[start of Exercise material]

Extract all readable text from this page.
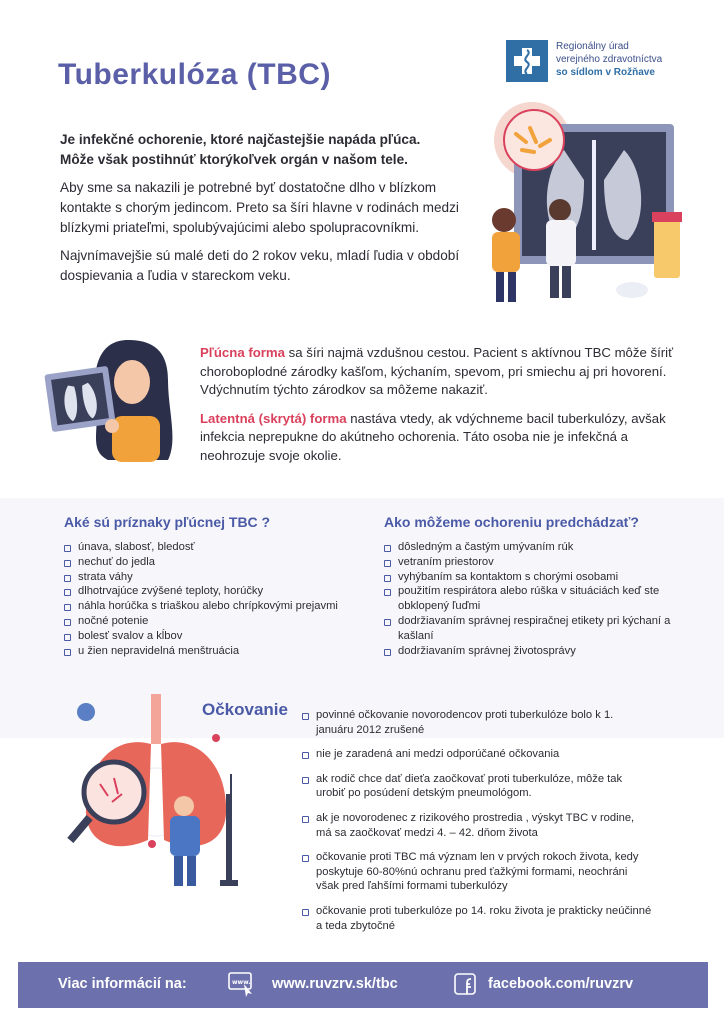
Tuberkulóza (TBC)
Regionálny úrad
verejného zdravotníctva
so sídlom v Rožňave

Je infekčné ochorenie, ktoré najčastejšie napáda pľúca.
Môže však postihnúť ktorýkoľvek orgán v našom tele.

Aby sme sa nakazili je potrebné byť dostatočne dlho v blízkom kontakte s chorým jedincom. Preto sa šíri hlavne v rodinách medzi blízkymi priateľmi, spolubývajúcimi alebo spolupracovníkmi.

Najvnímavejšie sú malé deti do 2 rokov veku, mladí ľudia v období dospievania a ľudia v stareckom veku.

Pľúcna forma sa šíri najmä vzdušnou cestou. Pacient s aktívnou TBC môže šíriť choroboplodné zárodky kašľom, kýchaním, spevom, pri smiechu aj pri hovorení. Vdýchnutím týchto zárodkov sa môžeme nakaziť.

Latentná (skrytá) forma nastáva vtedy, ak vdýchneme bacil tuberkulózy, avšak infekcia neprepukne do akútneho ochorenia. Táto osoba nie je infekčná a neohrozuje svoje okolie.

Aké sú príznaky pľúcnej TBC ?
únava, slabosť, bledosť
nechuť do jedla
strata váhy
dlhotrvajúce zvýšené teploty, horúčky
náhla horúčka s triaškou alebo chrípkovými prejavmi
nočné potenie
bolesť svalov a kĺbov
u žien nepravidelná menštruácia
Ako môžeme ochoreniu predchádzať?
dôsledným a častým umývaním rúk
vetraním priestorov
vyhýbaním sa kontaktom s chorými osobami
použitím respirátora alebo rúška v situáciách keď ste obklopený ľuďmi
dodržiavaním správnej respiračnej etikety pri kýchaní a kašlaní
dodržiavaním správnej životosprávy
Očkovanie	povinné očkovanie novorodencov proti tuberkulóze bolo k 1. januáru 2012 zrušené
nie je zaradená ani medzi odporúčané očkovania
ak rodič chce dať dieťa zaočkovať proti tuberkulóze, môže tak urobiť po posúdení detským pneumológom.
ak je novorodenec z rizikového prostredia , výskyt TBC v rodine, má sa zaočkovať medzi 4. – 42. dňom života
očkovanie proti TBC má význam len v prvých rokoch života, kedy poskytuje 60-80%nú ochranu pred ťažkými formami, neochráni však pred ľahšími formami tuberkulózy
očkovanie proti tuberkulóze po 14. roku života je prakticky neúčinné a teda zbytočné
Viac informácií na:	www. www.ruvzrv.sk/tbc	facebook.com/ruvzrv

[end of Exercise material]
[start of Exercise material]

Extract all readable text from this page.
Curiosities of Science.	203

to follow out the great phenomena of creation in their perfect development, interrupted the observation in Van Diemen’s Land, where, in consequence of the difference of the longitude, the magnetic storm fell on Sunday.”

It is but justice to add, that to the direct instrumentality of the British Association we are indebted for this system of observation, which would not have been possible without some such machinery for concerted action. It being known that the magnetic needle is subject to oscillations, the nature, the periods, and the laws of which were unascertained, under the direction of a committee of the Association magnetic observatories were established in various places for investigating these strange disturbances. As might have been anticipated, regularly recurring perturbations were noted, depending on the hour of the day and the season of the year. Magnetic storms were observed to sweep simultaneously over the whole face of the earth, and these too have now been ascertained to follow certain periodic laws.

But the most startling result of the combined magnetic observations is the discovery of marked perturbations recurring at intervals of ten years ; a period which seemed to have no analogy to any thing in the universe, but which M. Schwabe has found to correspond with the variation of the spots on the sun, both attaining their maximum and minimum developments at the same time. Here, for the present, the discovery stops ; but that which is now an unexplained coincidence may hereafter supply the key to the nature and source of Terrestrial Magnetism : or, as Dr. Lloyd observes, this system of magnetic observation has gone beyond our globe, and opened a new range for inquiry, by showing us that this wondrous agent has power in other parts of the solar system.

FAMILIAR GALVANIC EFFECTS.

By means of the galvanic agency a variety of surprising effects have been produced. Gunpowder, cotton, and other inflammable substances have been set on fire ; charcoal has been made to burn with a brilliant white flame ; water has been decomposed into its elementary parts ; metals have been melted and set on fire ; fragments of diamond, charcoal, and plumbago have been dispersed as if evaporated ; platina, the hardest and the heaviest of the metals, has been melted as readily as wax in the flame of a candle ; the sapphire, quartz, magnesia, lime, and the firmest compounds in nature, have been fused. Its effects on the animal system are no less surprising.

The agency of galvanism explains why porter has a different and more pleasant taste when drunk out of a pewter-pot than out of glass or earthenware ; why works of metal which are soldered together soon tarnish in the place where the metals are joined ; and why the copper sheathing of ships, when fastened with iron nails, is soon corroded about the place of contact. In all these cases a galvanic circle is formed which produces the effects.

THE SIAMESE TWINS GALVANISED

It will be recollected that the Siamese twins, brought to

[end of Exercise material]
[start of Exercise material]

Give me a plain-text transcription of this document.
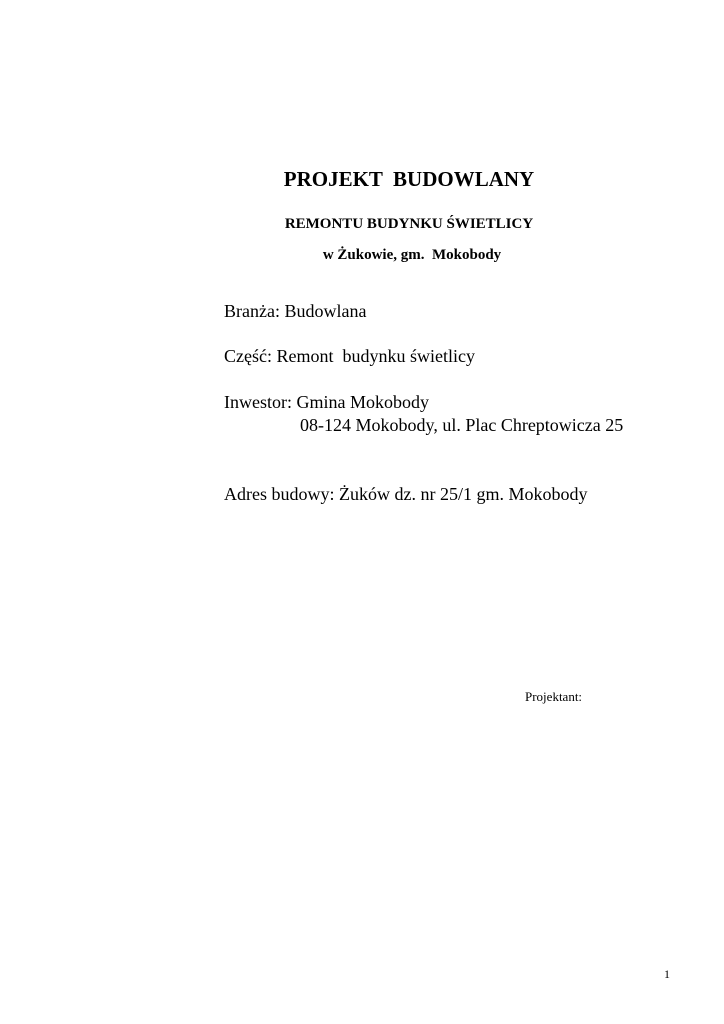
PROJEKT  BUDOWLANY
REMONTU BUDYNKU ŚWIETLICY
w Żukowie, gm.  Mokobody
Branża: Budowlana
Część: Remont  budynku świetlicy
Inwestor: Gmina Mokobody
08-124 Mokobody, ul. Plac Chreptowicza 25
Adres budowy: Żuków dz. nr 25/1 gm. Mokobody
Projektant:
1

[end of Exercise material]

What you should do
Locate and copy each line in the data above that includes the word "proti".

Written solution
Očkovanie	povinné očkovanie novorodencov proti tuberkulóze bolo k 1. januáru 2012 zrušené
ak rodič chce dať dieťa zaočkovať proti tuberkulóze, môže tak urobiť po posúdení detským pneumológom.
očkovanie proti TBC má význam len v prvých rokoch života, kedy poskytuje 60-80%nú ochranu pred ťažkými formami, neochráni však pred ľahšími formami tuberkulózy
očkovanie proti tuberkulóze po 14. roku života je prakticky neúčinné a teda zbytočné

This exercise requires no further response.